Fragmento del texto

────────────────────

Nota del blog: Sección semanal a cargo de Víctor Mozo. Cada sábado comparte un texto, de lo que será un libro sobre sus vivencias durante los primeros años de la llamada "revolución cubana" y su cautiverio en los campos de trabajo forzado, conocidos como UMAP.
Los textos anteriores se pueden leer en este enlace.
Desgraciadamente aquellos días rebajado de servicio pasaron volando. Otros cambios se avecinaban y con ellos otro traslado para un campamento que se encontraba en las afueras del central Jaronú y desde donde se podían ver perfectamente las chimeneas de aquel coloso de hierro que en otras épocas era orgullo de Camagüey.
La llegada al nuevo campamento se hizo como era de esperar, sin bombos ni platillos. Nos esperaban como nuevos jefes el teniente Gilberto Cause Ferrer y el teniente Rafael Silva Segura, el primero sería el segundo al mando y se jactaría siempre de su cojera, producto decía él, de un balazo recibido en combate en la Sierra Maestra. Si por un lado los tres sargentos de Méjico se unían al corro de los jefes, por otro lado, los políticos eran otros dos y ambos venían de Oriente, un par de guajiros que más brutos no podían ser, pero con aquel título de políticos se creían muy importantes.

────────────────────

Material proporcionado
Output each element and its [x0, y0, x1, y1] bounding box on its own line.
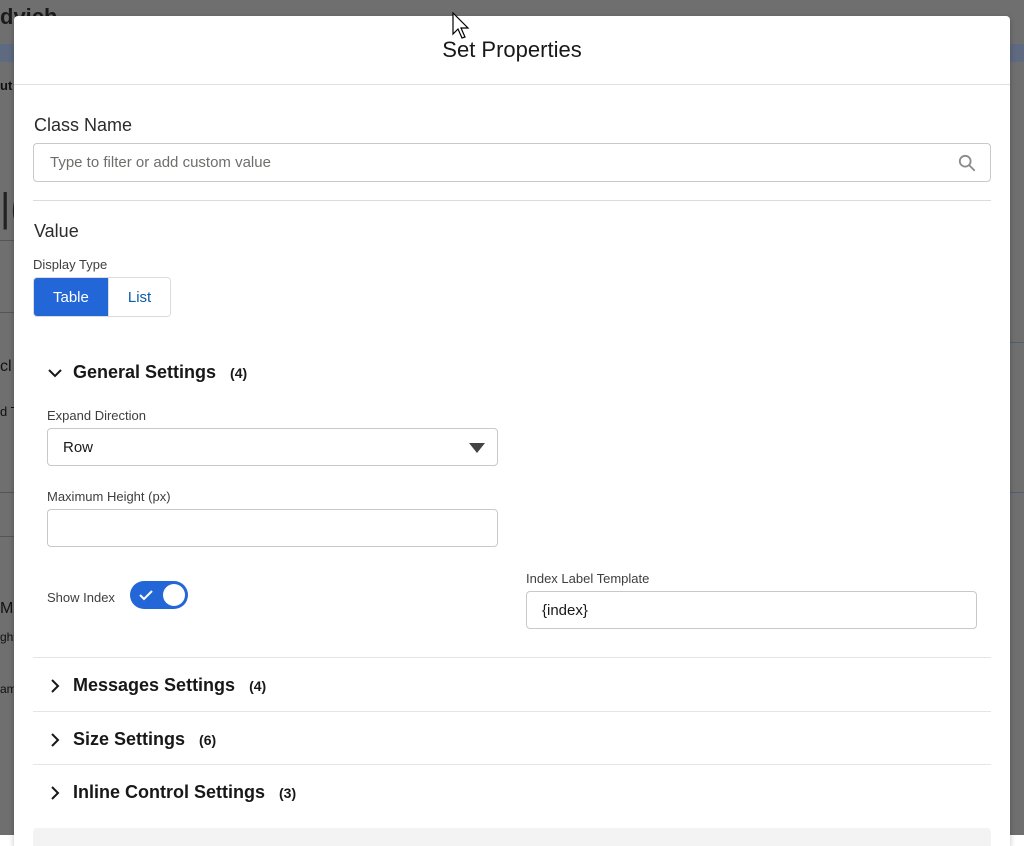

────────────────────

Tareas por realizar
• 1. En el relato sobre la UMAP, ¿por qué se creían muy importantes los dos políticos que venían de Oriente? Responde en una a tres oraciones.
• 2. Pasa al inglés esta oración del relato sobre los campos de la UMAP: «La llegada al nuevo campamento se hizo como era de esperar, sin bombos ni platillos.»
• 3. Prosigue el relato sobre el cautiverio en la UMAP a partir de su última oración.

Resultados por tarea
• 1. Se creían muy importantes por tener el título de políticos. Según el relato, eran un par de guajiros que más brutos no podían ser.

• 2. The arrival at the new camp took place, as was to be expected, without any fanfare.

• 3.
Habíamos llegado de día. Tuvimos la grata alegría de encontrarnos con unas barracas limpias con techo de zinc y piso de cemento. Había un tipo de armazón para poder poner las hamacas y estirarlas. El campamento, cercado, digamos dentro de la normalidad de un campamento militar, parecía haber sido construido desde hacía poco. El comedor era amplio y limpio con aquellas mesas y bancos de cemento hechos como para que nunca se movieran de allí. Las dos barracas contenían 60 hombres cada una, las consabidas letrinas un poco más aceptables y una serie de duchas individuales, pero sin puerta, salvo la de los oficiales, en las que un pedazo de saco de yute hacía de puerta.
Ya instalados se nos entregó un mosquitero a cada uno. Mala señal, pensé. El tiempo me daría razón. Si el campamento de Méjico se compartía con ratas, alacranes y arañas peludas, el flagelo de este serían las hordas de mosquitos que atacaban tan pronto se ponía el sol hasta ya entrada la mañana. ¡No daban tregua! A la hora de la formación vespertina y nocturna el mantenerse en atención era un suplicio y los mosquitos aprovechaban para ensañarse con sus víctimas como si supieran que ningún manotazo podría espantarlos. Por suerte no eran tiempos de dengue.
De este campamento vería partir pronto a todos aquellos rebajados de servicio que me acompañaban desde Méjico, así como a los mayores de 27 años. Así vi partir a mi buen amigo y consejero Luis Peix Riverón, el 33, al gago Miguel Ángel Montejo Lamas, el 26. No dejó de ser un poco triste la despedida, pero eso significaba la libertad para ellos. El grupo era bastante numeroso y fue reemplazado rápidamente por otros confinados venidos de Pinar del Río, La Habana y Santiago de Cuba. De aquellos 12 de Méjico solo quedaríamos Valero, el 18, Castillo, el 20, y Salgueiro, el 34. Los testigos de Jehová como es ya sabido terminarían todos en la cárcel.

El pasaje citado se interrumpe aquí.